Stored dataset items
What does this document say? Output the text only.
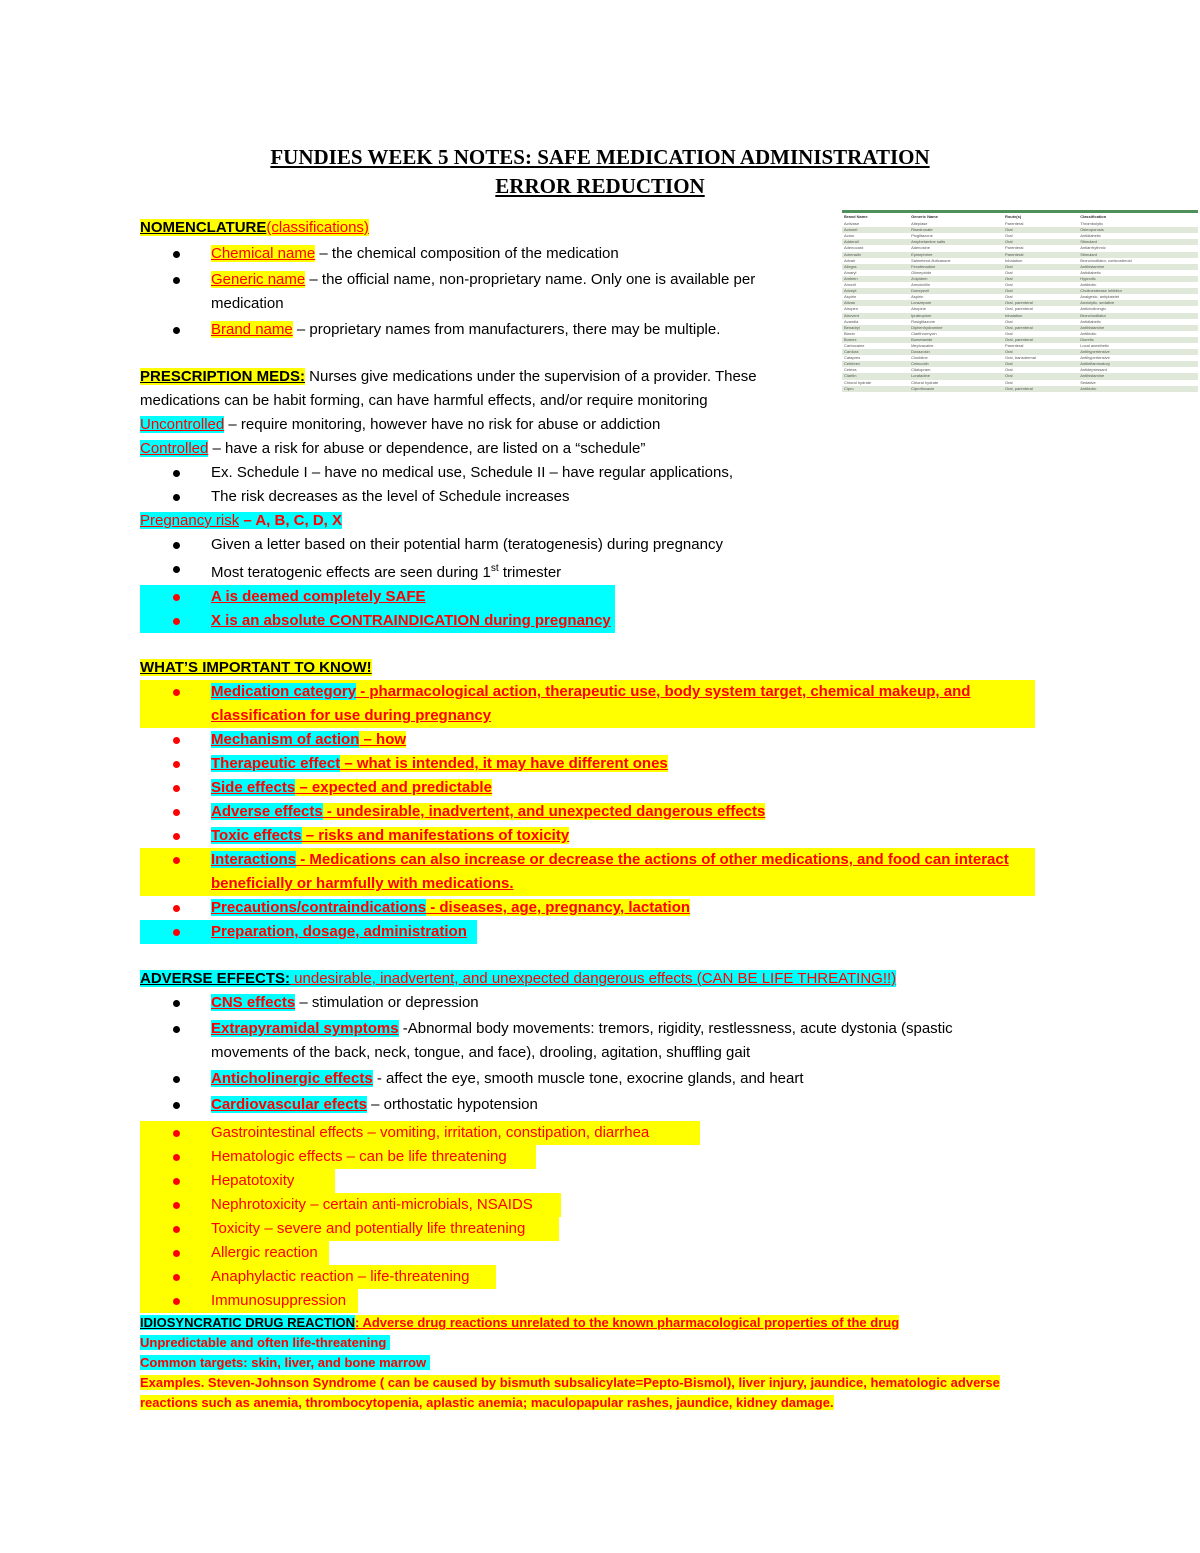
FUNDIES WEEK 5 NOTES: SAFE MEDICATION ADMINISTRATION
ERROR REDUCTION
Brand Name	Generic Name	Route(s)	Classification
Activase	Alteplase	Parenteral	Thrombolytic
Actonel	Risedronate	Oral	Osteoporosis
Actos	Pioglitazone	Oral	Antidiabetic
Adderall	Amphetamine salts	Oral	Stimulant
Adenocard	Adenosine	Parenteral	Antiarrhythmic
Adrenalin	Epinephrine	Parenteral	Stimulant
Advair	Salmeterol-fluticasone	Inhalation	Bronchodilator, corticosteroid
Allegra	Fexofenadine	Oral	Antihistamine
Amaryl	Glimepiride	Oral	Antidiabetic
Ambien	Zolpidem	Oral	Hypnotic
Amoxil	Amoxicillin	Oral	Antibiotic
Aricept	Donepezil	Oral	Cholinesterase inhibitor
Aspirin	Aspirin	Oral	Analgesic, antiplatelet
Ativan	Lorazepam	Oral, parenteral	Anxiolytic, sedative
Atropen	Atropine	Oral, parenteral	Anticholinergic
Atrovent	Ipratropium	Inhalation	Bronchodilator
Avandia	Rosiglitazone	Oral	Antidiabetic
Benadryl	Diphenhydramine	Oral, parenteral	Antihistamine
Biaxin	Clarithromycin	Oral	Antibiotic
Bumex	Bumetanide	Oral, parenteral	Diuretic
Carbocaine	Mepivacaine	Parenteral	Local anesthetic
Cardura	Doxazosin	Oral	Antihypertensive
Catapres	Clonidine	Oral, transdermal	Antihypertensive
Celebrex	Celecoxib	Oral	Antiinflammatory
Celexa	Citalopram	Oral	Antidepressant
Claritin	Loratadine	Oral	Antihistamine
Chloral hydrate	Chloral hydrate	Oral	Sedative
Cipro	Ciprofloxacin	Oral, parenteral	Antibiotic
NOMENCLATURE(classifications)
Chemical name – the chemical composition of the medication
Generic name – the official name, non-proprietary name. Only one is available per medication
Brand name – proprietary names from manufacturers, there may be multiple.
PRESCRIPTION MEDS: Nurses give medications under the supervision of a provider. These medications can be habit forming, can have harmful effects, and/or require monitoring
Uncontrolled – require monitoring, however have no risk for abuse or addiction
Controlled – have a risk for abuse or dependence, are listed on a “schedule”
Ex. Schedule I – have no medical use, Schedule II – have regular applications,
The risk decreases as the level of Schedule increases
Pregnancy risk – A, B, C, D, X
Given a letter based on their potential harm (teratogenesis) during pregnancy
Most teratogenic effects are seen during 1st trimester
A is deemed completely SAFE
X is an absolute CONTRAINDICATION during pregnancy
WHAT’S IMPORTANT TO KNOW!
Medication category - pharmacological action, therapeutic use, body system target, chemical makeup, and classification for use during pregnancy
Mechanism of action – how
Therapeutic effect – what is intended, it may have different ones
Side effects – expected and predictable
Adverse effects - undesirable, inadvertent, and unexpected dangerous effects
Toxic effects – risks and manifestations of toxicity
Interactions - Medications can also increase or decrease the actions of other medications, and food can interact beneficially or harmfully with medications.
Precautions/contraindications - diseases, age, pregnancy, lactation
Preparation, dosage, administration
ADVERSE EFFECTS: undesirable, inadvertent, and unexpected dangerous effects (CAN BE LIFE THREATING!!)
CNS effects – stimulation or depression
Extrapyramidal symptoms -Abnormal body movements: tremors, rigidity, restlessness, acute dystonia (spastic movements of the back, neck, tongue, and face), drooling, agitation, shuffling gait
Anticholinergic effects - affect the eye, smooth muscle tone, exocrine glands, and heart
Cardiovascular efects – orthostatic hypotension
Gastrointestinal effects – vomiting, irritation, constipation, diarrhea
Hematologic effects – can be life threatening
Hepatotoxity
Nephrotoxicity – certain anti-microbials, NSAIDS
Toxicity – severe and potentially life threatening
Allergic reaction
Anaphylactic reaction – life-threatening
Immunosuppression
IDIOSYNCRATIC DRUG REACTION: Adverse drug reactions unrelated to the known pharmacological properties of the drug
Unpredictable and often life-threatening
Common targets: skin, liver, and bone marrow
Examples. Steven-Johnson Syndrome ( can be caused by bismuth subsalicylate=Pepto-Bismol), liver injury, jaundice, hematologic adverse reactions such as anemia, thrombocytopenia, aplastic anemia; maculopapular rashes, jaundice, kidney damage.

» ASSIGNMENT:
Should the entries hold any pictures, please omit those and print the remaining text exactly.

» ANSWER BELOW:
What does this document say? Output the text only.
FUNDIES WEEK 5 NOTES: SAFE MEDICATION ADMINISTRATION
ERROR REDUCTION
Brand Name	Generic Name	Route(s)	Classification
Activase	Alteplase	Parenteral	Thrombolytic
Actonel	Risedronate	Oral	Osteoporosis
Actos	Pioglitazone	Oral	Antidiabetic
Adderall	Amphetamine salts	Oral	Stimulant
Adenocard	Adenosine	Parenteral	Antiarrhythmic
Adrenalin	Epinephrine	Parenteral	Stimulant
Advair	Salmeterol-fluticasone	Inhalation	Bronchodilator, corticosteroid
Allegra	Fexofenadine	Oral	Antihistamine
Amaryl	Glimepiride	Oral	Antidiabetic
Ambien	Zolpidem	Oral	Hypnotic
Amoxil	Amoxicillin	Oral	Antibiotic
Aricept	Donepezil	Oral	Cholinesterase inhibitor
Aspirin	Aspirin	Oral	Analgesic, antiplatelet
Ativan	Lorazepam	Oral, parenteral	Anxiolytic, sedative
Atropen	Atropine	Oral, parenteral	Anticholinergic
Atrovent	Ipratropium	Inhalation	Bronchodilator
Avandia	Rosiglitazone	Oral	Antidiabetic
Benadryl	Diphenhydramine	Oral, parenteral	Antihistamine
Biaxin	Clarithromycin	Oral	Antibiotic
Bumex	Bumetanide	Oral, parenteral	Diuretic
Carbocaine	Mepivacaine	Parenteral	Local anesthetic
Cardura	Doxazosin	Oral	Antihypertensive
Catapres	Clonidine	Oral, transdermal	Antihypertensive
Celebrex	Celecoxib	Oral	Antiinflammatory
Celexa	Citalopram	Oral	Antidepressant
Claritin	Loratadine	Oral	Antihistamine
Chloral hydrate	Chloral hydrate	Oral	Sedative
Cipro	Ciprofloxacin	Oral, parenteral	Antibiotic
NOMENCLATURE(classifications)
Chemical name – the chemical composition of the medication
Generic name – the official name, non-proprietary name. Only one is available per medication
Brand name – proprietary names from manufacturers, there may be multiple.
PRESCRIPTION MEDS: Nurses give medications under the supervision of a provider. These medications can be habit forming, can have harmful effects, and/or require monitoring
Uncontrolled – require monitoring, however have no risk for abuse or addiction
Controlled – have a risk for abuse or dependence, are listed on a “schedule”
Ex. Schedule I – have no medical use, Schedule II – have regular applications,
The risk decreases as the level of Schedule increases
Pregnancy risk – A, B, C, D, X
Given a letter based on their potential harm (teratogenesis) during pregnancy
Most teratogenic effects are seen during 1st trimester
A is deemed completely SAFE
X is an absolute CONTRAINDICATION during pregnancy
WHAT’S IMPORTANT TO KNOW!
Medication category - pharmacological action, therapeutic use, body system target, chemical makeup, and classification for use during pregnancy
Mechanism of action – how
Therapeutic effect – what is intended, it may have different ones
Side effects – expected and predictable
Adverse effects - undesirable, inadvertent, and unexpected dangerous effects
Toxic effects – risks and manifestations of toxicity
Interactions - Medications can also increase or decrease the actions of other medications, and food can interact beneficially or harmfully with medications.
Precautions/contraindications - diseases, age, pregnancy, lactation
Preparation, dosage, administration
ADVERSE EFFECTS: undesirable, inadvertent, and unexpected dangerous effects (CAN BE LIFE THREATING!!)
CNS effects – stimulation or depression
Extrapyramidal symptoms -Abnormal body movements: tremors, rigidity, restlessness, acute dystonia (spastic movements of the back, neck, tongue, and face), drooling, agitation, shuffling gait
Anticholinergic effects - affect the eye, smooth muscle tone, exocrine glands, and heart
Cardiovascular efects – orthostatic hypotension
Gastrointestinal effects – vomiting, irritation, constipation, diarrhea
Hematologic effects – can be life threatening
Hepatotoxity
Nephrotoxicity – certain anti-microbials, NSAIDS
Toxicity – severe and potentially life threatening
Allergic reaction
Anaphylactic reaction – life-threatening
Immunosuppression
IDIOSYNCRATIC DRUG REACTION: Adverse drug reactions unrelated to the known pharmacological properties of the drug
Unpredictable and often life-threatening
Common targets: skin, liver, and bone marrow
Examples. Steven-Johnson Syndrome ( can be caused by bismuth subsalicylate=Pepto-Bismol), liver injury, jaundice, hematologic adverse reactions such as anemia, thrombocytopenia, aplastic anemia; maculopapular rashes, jaundice, kidney damage.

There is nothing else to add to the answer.